# [Records for the task]
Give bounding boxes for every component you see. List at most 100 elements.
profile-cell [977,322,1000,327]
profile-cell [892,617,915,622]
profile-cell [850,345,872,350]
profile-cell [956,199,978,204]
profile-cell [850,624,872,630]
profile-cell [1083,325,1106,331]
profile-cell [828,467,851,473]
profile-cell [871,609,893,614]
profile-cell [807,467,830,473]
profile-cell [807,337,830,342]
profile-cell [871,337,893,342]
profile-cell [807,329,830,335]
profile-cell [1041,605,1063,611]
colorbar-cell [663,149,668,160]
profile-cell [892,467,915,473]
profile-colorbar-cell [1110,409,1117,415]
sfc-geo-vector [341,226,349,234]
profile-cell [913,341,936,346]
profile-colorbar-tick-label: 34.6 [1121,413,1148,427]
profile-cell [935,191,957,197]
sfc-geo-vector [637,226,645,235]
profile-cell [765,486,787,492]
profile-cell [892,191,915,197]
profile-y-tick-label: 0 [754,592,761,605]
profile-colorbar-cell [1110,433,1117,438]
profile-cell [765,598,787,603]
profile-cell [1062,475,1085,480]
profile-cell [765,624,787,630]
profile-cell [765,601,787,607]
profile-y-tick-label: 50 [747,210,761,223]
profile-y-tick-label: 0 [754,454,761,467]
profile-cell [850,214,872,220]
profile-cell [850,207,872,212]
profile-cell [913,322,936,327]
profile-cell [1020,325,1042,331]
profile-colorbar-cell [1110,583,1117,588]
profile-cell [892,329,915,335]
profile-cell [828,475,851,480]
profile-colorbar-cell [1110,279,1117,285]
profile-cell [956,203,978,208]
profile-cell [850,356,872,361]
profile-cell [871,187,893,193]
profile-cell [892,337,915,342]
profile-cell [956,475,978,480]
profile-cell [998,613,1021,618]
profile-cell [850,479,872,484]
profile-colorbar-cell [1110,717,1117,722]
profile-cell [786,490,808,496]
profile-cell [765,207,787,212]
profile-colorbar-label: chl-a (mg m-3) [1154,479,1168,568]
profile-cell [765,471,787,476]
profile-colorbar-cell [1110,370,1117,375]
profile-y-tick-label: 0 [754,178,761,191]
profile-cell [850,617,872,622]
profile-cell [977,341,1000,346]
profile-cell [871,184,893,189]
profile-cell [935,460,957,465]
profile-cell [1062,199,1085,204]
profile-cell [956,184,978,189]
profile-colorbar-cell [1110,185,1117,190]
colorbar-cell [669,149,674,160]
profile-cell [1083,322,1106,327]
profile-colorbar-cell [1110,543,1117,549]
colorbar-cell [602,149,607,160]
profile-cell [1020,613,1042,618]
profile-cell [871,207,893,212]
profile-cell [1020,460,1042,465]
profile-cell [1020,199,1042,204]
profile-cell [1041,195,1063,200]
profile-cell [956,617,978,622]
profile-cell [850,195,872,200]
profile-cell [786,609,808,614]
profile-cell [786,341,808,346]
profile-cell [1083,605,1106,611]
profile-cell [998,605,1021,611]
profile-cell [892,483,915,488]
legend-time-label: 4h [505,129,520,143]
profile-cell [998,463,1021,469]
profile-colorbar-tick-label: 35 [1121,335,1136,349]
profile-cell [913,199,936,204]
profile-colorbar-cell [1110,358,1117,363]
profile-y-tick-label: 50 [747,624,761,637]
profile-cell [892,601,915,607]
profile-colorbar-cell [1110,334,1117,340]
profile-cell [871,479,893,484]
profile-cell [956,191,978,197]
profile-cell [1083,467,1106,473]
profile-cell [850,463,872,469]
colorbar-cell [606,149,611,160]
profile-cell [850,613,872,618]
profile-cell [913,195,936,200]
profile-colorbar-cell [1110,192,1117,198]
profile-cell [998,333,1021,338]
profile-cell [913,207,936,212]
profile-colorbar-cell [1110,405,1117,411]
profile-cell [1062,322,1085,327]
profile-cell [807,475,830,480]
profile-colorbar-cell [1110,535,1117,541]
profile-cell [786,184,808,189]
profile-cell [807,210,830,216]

# [Aim]
Rewrite the records above with "sfc-geo-vector" replaced by "surface-geo-vector" wherever it appears, leaving everything else unchanged.

# [Correct result]
Give bounding boxes for every component you see. List at most 100 elements.
profile-cell [977,322,1000,327]
profile-cell [892,617,915,622]
profile-cell [850,345,872,350]
profile-cell [956,199,978,204]
profile-cell [850,624,872,630]
profile-cell [1083,325,1106,331]
profile-cell [828,467,851,473]
profile-cell [871,609,893,614]
profile-cell [807,467,830,473]
profile-cell [807,337,830,342]
profile-cell [871,337,893,342]
profile-cell [807,329,830,335]
profile-cell [1041,605,1063,611]
colorbar-cell [663,149,668,160]
profile-cell [892,467,915,473]
profile-colorbar-cell [1110,409,1117,415]
surface-geo-vector [341,226,349,234]
profile-cell [913,341,936,346]
profile-colorbar-tick-label: 34.6 [1121,413,1148,427]
profile-cell [935,191,957,197]
surface-geo-vector [637,226,645,235]
profile-cell [765,486,787,492]
profile-cell [892,191,915,197]
profile-y-tick-label: 0 [754,592,761,605]
profile-colorbar-cell [1110,433,1117,438]
profile-cell [765,598,787,603]
profile-cell [1062,475,1085,480]
profile-cell [765,624,787,630]
profile-cell [765,601,787,607]
profile-y-tick-label: 50 [747,210,761,223]
profile-y-tick-label: 0 [754,454,761,467]
profile-cell [850,214,872,220]
profile-cell [850,207,872,212]
profile-cell [913,322,936,327]
profile-cell [1020,325,1042,331]
profile-colorbar-cell [1110,583,1117,588]
profile-cell [892,329,915,335]
profile-cell [828,475,851,480]
profile-colorbar-cell [1110,279,1117,285]
profile-cell [956,203,978,208]
profile-cell [850,356,872,361]
profile-cell [871,187,893,193]
profile-cell [892,337,915,342]
profile-cell [956,475,978,480]
profile-cell [998,613,1021,618]
profile-cell [850,479,872,484]
profile-colorbar-cell [1110,717,1117,722]
profile-cell [786,490,808,496]
profile-cell [765,207,787,212]
profile-colorbar-label: chl-a (mg m-3) [1154,479,1168,568]
profile-cell [765,471,787,476]
profile-colorbar-cell [1110,370,1117,375]
profile-y-tick-label: 0 [754,178,761,191]
profile-cell [850,617,872,622]
profile-cell [977,341,1000,346]
profile-cell [871,184,893,189]
profile-cell [935,460,957,465]
profile-cell [1062,199,1085,204]
profile-cell [956,184,978,189]
profile-colorbar-cell [1110,185,1117,190]
colorbar-cell [669,149,674,160]
profile-cell [1083,322,1106,327]
profile-colorbar-cell [1110,543,1117,549]
colorbar-cell [602,149,607,160]
profile-cell [1020,613,1042,618]
profile-cell [871,207,893,212]
profile-cell [1020,460,1042,465]
profile-cell [1020,199,1042,204]
profile-cell [1041,195,1063,200]
profile-cell [956,617,978,622]
profile-cell [850,195,872,200]
profile-cell [786,609,808,614]
profile-cell [786,341,808,346]
profile-cell [1083,605,1106,611]
profile-cell [998,605,1021,611]
profile-cell [892,483,915,488]
legend-time-label: 4h [505,129,520,143]
profile-cell [998,463,1021,469]
profile-colorbar-tick-label: 35 [1121,335,1136,349]
profile-cell [913,199,936,204]
profile-colorbar-cell [1110,358,1117,363]
profile-y-tick-label: 50 [747,624,761,637]
profile-cell [892,601,915,607]
profile-colorbar-cell [1110,334,1117,340]
profile-cell [871,479,893,484]
profile-cell [956,191,978,197]
profile-cell [1083,467,1106,473]
profile-cell [850,463,872,469]
colorbar-cell [606,149,611,160]
profile-cell [850,613,872,618]
profile-cell [913,195,936,200]
profile-colorbar-cell [1110,192,1117,198]
profile-cell [998,333,1021,338]
profile-cell [913,207,936,212]
profile-colorbar-cell [1110,405,1117,411]
profile-cell [1062,322,1085,327]
profile-cell [807,475,830,480]
profile-colorbar-cell [1110,535,1117,541]
profile-cell [786,184,808,189]
profile-cell [807,210,830,216]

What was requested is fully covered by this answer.